§ **Exercise details**
Extract the complete listing and repeat it word for word.

§ **Dataset records**
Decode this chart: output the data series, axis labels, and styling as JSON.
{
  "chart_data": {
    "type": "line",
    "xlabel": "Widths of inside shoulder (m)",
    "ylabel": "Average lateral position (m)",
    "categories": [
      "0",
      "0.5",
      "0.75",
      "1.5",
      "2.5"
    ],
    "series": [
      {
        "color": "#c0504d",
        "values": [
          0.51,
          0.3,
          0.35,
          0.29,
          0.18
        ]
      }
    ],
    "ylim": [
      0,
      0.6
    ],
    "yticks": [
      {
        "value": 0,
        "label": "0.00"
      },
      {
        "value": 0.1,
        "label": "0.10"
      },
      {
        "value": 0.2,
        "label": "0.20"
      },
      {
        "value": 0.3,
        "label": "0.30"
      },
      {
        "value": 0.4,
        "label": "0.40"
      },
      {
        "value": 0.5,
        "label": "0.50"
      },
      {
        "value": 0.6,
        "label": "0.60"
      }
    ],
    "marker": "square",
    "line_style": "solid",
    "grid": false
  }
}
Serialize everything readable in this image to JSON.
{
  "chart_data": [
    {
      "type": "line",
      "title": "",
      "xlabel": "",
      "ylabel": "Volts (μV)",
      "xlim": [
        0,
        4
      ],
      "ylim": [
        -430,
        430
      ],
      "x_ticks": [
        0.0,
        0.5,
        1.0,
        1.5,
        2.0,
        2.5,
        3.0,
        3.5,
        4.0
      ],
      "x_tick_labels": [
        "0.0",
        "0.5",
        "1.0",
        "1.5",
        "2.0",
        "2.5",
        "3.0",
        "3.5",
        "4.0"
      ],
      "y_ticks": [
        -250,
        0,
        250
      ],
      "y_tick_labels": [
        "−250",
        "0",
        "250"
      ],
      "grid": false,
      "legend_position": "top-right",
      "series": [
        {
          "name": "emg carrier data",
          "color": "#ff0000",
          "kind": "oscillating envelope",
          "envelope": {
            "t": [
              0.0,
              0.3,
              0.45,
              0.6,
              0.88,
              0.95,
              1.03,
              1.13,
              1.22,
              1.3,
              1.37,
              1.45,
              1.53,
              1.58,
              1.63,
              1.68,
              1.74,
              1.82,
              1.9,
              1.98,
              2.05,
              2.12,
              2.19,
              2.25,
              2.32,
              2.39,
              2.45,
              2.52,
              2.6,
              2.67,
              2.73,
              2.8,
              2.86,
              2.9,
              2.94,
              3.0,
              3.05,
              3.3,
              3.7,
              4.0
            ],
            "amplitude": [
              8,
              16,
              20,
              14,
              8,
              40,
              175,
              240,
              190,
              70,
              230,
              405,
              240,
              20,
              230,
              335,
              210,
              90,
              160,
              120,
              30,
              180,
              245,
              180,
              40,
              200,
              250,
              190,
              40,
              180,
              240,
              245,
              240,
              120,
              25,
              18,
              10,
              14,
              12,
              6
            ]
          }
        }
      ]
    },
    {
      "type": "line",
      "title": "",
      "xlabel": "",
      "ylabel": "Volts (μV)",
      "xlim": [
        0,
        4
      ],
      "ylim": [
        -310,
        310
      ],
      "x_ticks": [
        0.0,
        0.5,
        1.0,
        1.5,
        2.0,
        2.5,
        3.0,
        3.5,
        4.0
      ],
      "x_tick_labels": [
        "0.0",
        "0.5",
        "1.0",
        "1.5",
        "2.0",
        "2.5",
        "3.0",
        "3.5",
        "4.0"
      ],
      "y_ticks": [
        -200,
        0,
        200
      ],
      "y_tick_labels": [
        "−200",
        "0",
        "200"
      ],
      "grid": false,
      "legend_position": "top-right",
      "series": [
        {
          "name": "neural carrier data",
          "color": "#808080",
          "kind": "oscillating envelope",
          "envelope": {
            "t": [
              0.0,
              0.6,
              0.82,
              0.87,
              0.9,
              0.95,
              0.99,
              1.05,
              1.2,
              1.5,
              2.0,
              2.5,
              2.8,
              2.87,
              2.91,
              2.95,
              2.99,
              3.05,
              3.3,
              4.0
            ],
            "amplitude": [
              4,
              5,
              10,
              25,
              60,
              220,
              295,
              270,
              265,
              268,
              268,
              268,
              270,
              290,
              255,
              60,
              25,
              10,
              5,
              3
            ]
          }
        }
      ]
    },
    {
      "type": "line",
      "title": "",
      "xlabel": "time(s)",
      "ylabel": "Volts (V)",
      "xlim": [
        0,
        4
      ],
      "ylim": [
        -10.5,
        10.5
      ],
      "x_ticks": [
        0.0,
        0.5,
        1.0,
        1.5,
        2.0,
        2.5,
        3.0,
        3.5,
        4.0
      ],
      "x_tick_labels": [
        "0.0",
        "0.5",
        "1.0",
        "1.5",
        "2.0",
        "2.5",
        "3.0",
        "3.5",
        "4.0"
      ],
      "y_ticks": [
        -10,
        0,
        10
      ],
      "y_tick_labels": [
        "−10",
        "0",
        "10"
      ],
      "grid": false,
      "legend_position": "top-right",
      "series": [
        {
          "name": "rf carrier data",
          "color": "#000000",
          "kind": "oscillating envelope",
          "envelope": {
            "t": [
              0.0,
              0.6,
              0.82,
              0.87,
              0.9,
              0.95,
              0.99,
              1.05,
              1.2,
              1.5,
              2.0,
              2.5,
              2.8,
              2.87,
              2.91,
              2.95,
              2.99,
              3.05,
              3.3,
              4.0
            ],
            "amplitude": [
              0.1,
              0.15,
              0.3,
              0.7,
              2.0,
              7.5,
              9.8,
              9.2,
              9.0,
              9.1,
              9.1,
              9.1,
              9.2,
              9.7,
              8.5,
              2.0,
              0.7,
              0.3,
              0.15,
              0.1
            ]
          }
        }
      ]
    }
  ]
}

§ **Output**
Decode this chart: output the data series, axis labels, and styling as JSON.
{
  "chart_data": {
    "type": "line",
    "xlabel": "Widths of inside shoulder (m)",
    "ylabel": "Average lateral position (m)",
    "categories": [
      "0",
      "0.5",
      "0.75",
      "1.5",
      "2.5"
    ],
    "series": [
      {
        "color": "#c0504d",
        "values": [
          0.51,
          0.3,
          0.35,
          0.29,
          0.18
        ]
      }
    ],
    "ylim": [
      0,
      0.6
    ],
    "yticks": [
      {
        "value": 0,
        "label": "0.00"
      },
      {
        "value": 0.1,
        "label": "0.10"
      },
      {
        "value": 0.2,
        "label": "0.20"
      },
      {
        "value": 0.3,
        "label": "0.30"
      },
      {
        "value": 0.4,
        "label": "0.40"
      },
      {
        "value": 0.5,
        "label": "0.50"
      },
      {
        "value": 0.6,
        "label": "0.60"
      }
    ],
    "marker": "square",
    "line_style": "solid",
    "grid": false
  }
}
Serialize everything readable in this image to JSON.
{
  "chart_data": [
    {
      "type": "line",
      "title": "",
      "xlabel": "",
      "ylabel": "Volts (μV)",
      "xlim": [
        0,
        4
      ],
      "ylim": [
        -430,
        430
      ],
      "x_ticks": [
        0.0,
        0.5,
        1.0,
        1.5,
        2.0,
        2.5,
        3.0,
        3.5,
        4.0
      ],
      "x_tick_labels": [
        "0.0",
        "0.5",
        "1.0",
        "1.5",
        "2.0",
        "2.5",
        "3.0",
        "3.5",
        "4.0"
      ],
      "y_ticks": [
        -250,
        0,
        250
      ],
      "y_tick_labels": [
        "−250",
        "0",
        "250"
      ],
      "grid": false,
      "legend_position": "top-right",
      "series": [
        {
          "name": "emg carrier data",
          "color": "#ff0000",
          "kind": "oscillating envelope",
          "envelope": {
            "t": [
              0.0,
              0.3,
              0.45,
              0.6,
              0.88,
              0.95,
              1.03,
              1.13,
              1.22,
              1.3,
              1.37,
              1.45,
              1.53,
              1.58,
              1.63,
              1.68,
              1.74,
              1.82,
              1.9,
              1.98,
              2.05,
              2.12,
              2.19,
              2.25,
              2.32,
              2.39,
              2.45,
              2.52,
              2.6,
              2.67,
              2.73,
              2.8,
              2.86,
              2.9,
              2.94,
              3.0,
              3.05,
              3.3,
              3.7,
              4.0
            ],
            "amplitude": [
              8,
              16,
              20,
              14,
              8,
              40,
              175,
              240,
              190,
              70,
              230,
              405,
              240,
              20,
              230,
              335,
              210,
              90,
              160,
              120,
              30,
              180,
              245,
              180,
              40,
              200,
              250,
              190,
              40,
              180,
              240,
              245,
              240,
              120,
              25,
              18,
              10,
              14,
              12,
              6
            ]
          }
        }
      ]
    },
    {
      "type": "line",
      "title": "",
      "xlabel": "",
      "ylabel": "Volts (μV)",
      "xlim": [
        0,
        4
      ],
      "ylim": [
        -310,
        310
      ],
      "x_ticks": [
        0.0,
        0.5,
        1.0,
        1.5,
        2.0,
        2.5,
        3.0,
        3.5,
        4.0
      ],
      "x_tick_labels": [
        "0.0",
        "0.5",
        "1.0",
        "1.5",
        "2.0",
        "2.5",
        "3.0",
        "3.5",
        "4.0"
      ],
      "y_ticks": [
        -200,
        0,
        200
      ],
      "y_tick_labels": [
        "−200",
        "0",
        "200"
      ],
      "grid": false,
      "legend_position": "top-right",
      "series": [
        {
          "name": "neural carrier data",
          "color": "#808080",
          "kind": "oscillating envelope",
          "envelope": {
            "t": [
              0.0,
              0.6,
              0.82,
              0.87,
              0.9,
              0.95,
              0.99,
              1.05,
              1.2,
              1.5,
              2.0,
              2.5,
              2.8,
              2.87,
              2.91,
              2.95,
              2.99,
              3.05,
              3.3,
              4.0
            ],
            "amplitude": [
              4,
              5,
              10,
              25,
              60,
              220,
              295,
              270,
              265,
              268,
              268,
              268,
              270,
              290,
              255,
              60,
              25,
              10,
              5,
              3
            ]
          }
        }
      ]
    },
    {
      "type": "line",
      "title": "",
      "xlabel": "time(s)",
      "ylabel": "Volts (V)",
      "xlim": [
        0,
        4
      ],
      "ylim": [
        -10.5,
        10.5
      ],
      "x_ticks": [
        0.0,
        0.5,
        1.0,
        1.5,
        2.0,
        2.5,
        3.0,
        3.5,
        4.0
      ],
      "x_tick_labels": [
        "0.0",
        "0.5",
        "1.0",
        "1.5",
        "2.0",
        "2.5",
        "3.0",
        "3.5",
        "4.0"
      ],
      "y_ticks": [
        -10,
        0,
        10
      ],
      "y_tick_labels": [
        "−10",
        "0",
        "10"
      ],
      "grid": false,
      "legend_position": "top-right",
      "series": [
        {
          "name": "rf carrier data",
          "color": "#000000",
          "kind": "oscillating envelope",
          "envelope": {
            "t": [
              0.0,
              0.6,
              0.82,
              0.87,
              0.9,
              0.95,
              0.99,
              1.05,
              1.2,
              1.5,
              2.0,
              2.5,
              2.8,
              2.87,
              2.91,
              2.95,
              2.99,
              3.05,
              3.3,
              4.0
            ],
            "amplitude": [
              0.1,
              0.15,
              0.3,
              0.7,
              2.0,
              7.5,
              9.8,
              9.2,
              9.0,
              9.1,
              9.1,
              9.1,
              9.2,
              9.7,
              8.5,
              2.0,
              0.7,
              0.3,
              0.15,
              0.1
            ]
          }
        }
      ]
    }
  ]
}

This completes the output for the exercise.